-- DATASET --
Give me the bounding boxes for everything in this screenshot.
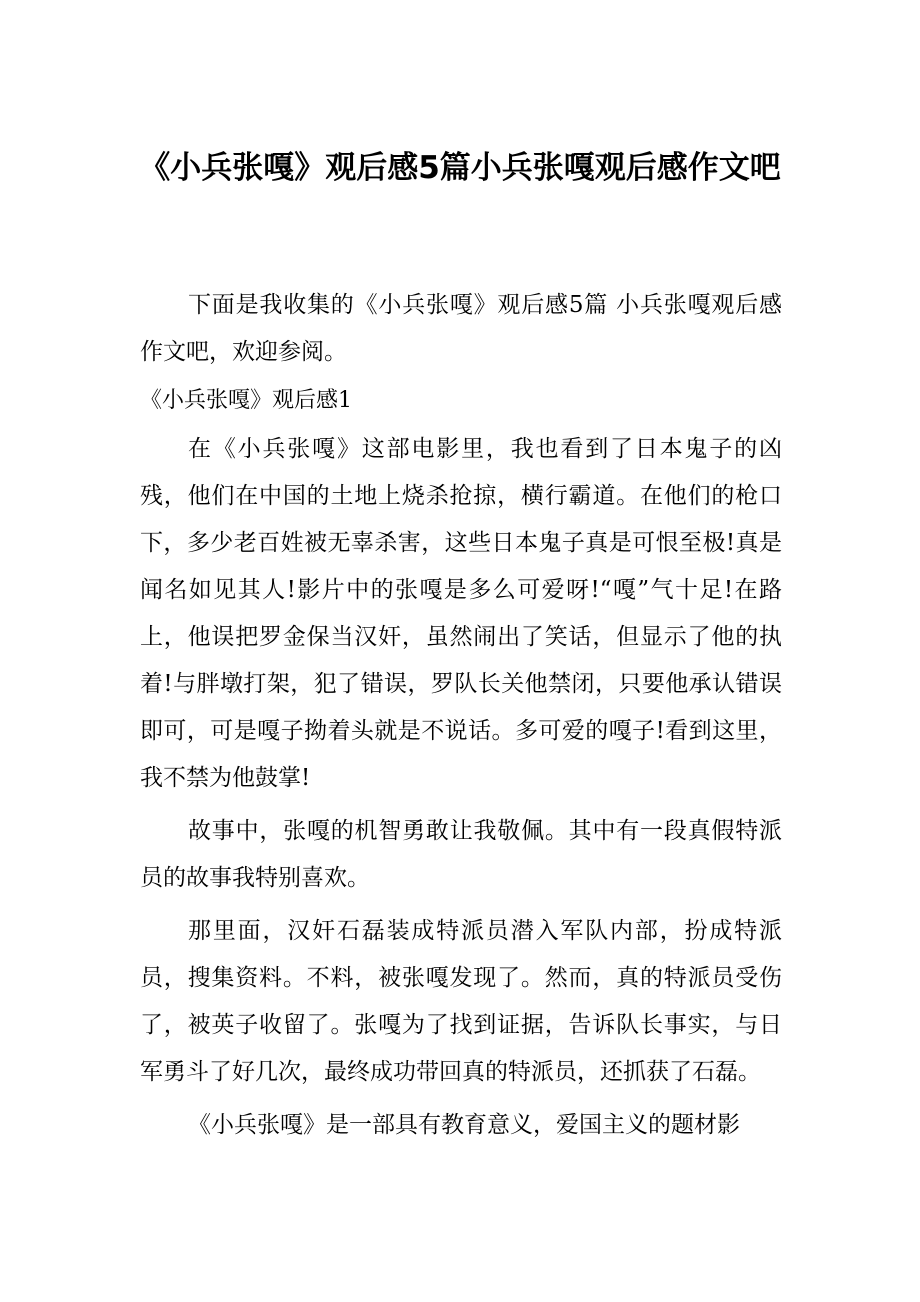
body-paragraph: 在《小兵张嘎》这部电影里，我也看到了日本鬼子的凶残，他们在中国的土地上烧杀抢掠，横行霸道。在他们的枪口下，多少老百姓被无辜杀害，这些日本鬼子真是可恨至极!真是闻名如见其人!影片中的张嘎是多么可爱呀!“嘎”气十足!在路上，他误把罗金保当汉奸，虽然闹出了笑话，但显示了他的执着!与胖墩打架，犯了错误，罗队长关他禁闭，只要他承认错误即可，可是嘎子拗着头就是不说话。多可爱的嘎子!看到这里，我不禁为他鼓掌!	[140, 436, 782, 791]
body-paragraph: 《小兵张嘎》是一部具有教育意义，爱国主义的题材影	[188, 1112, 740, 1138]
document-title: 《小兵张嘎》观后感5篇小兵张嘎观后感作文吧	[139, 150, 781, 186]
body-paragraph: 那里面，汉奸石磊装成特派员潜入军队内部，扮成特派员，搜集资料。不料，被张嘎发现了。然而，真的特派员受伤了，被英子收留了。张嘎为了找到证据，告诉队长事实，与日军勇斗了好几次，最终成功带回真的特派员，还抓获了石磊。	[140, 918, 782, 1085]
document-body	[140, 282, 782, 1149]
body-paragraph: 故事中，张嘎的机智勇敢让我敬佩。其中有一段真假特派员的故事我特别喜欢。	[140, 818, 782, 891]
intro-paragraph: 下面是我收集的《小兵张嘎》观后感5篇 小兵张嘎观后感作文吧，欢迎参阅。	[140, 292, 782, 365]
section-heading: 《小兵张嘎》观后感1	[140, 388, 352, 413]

-- INSTRUCTIONS FOR THE TASK --
Replace every "body-paragraph" in the records with "text-paragraph" and give the records again with all else unchanged. Leave the picture out of your answer.

-- IN RESPONSE --
Give me the bounding boxes for everything in this screenshot.
text-paragraph: 在《小兵张嘎》这部电影里，我也看到了日本鬼子的凶残，他们在中国的土地上烧杀抢掠，横行霸道。在他们的枪口下，多少老百姓被无辜杀害，这些日本鬼子真是可恨至极!真是闻名如见其人!影片中的张嘎是多么可爱呀!“嘎”气十足!在路上，他误把罗金保当汉奸，虽然闹出了笑话，但显示了他的执着!与胖墩打架，犯了错误，罗队长关他禁闭，只要他承认错误即可，可是嘎子拗着头就是不说话。多可爱的嘎子!看到这里，我不禁为他鼓掌!	[140, 436, 782, 791]
text-paragraph: 《小兵张嘎》是一部具有教育意义，爱国主义的题材影	[188, 1112, 740, 1138]
document-title: 《小兵张嘎》观后感5篇小兵张嘎观后感作文吧	[139, 150, 781, 186]
text-paragraph: 那里面，汉奸石磊装成特派员潜入军队内部，扮成特派员，搜集资料。不料，被张嘎发现了。然而，真的特派员受伤了，被英子收留了。张嘎为了找到证据，告诉队长事实，与日军勇斗了好几次，最终成功带回真的特派员，还抓获了石磊。	[140, 918, 782, 1085]
document-body	[140, 282, 782, 1149]
text-paragraph: 故事中，张嘎的机智勇敢让我敬佩。其中有一段真假特派员的故事我特别喜欢。	[140, 818, 782, 891]
intro-paragraph: 下面是我收集的《小兵张嘎》观后感5篇 小兵张嘎观后感作文吧，欢迎参阅。	[140, 292, 782, 365]
section-heading: 《小兵张嘎》观后感1	[140, 388, 352, 413]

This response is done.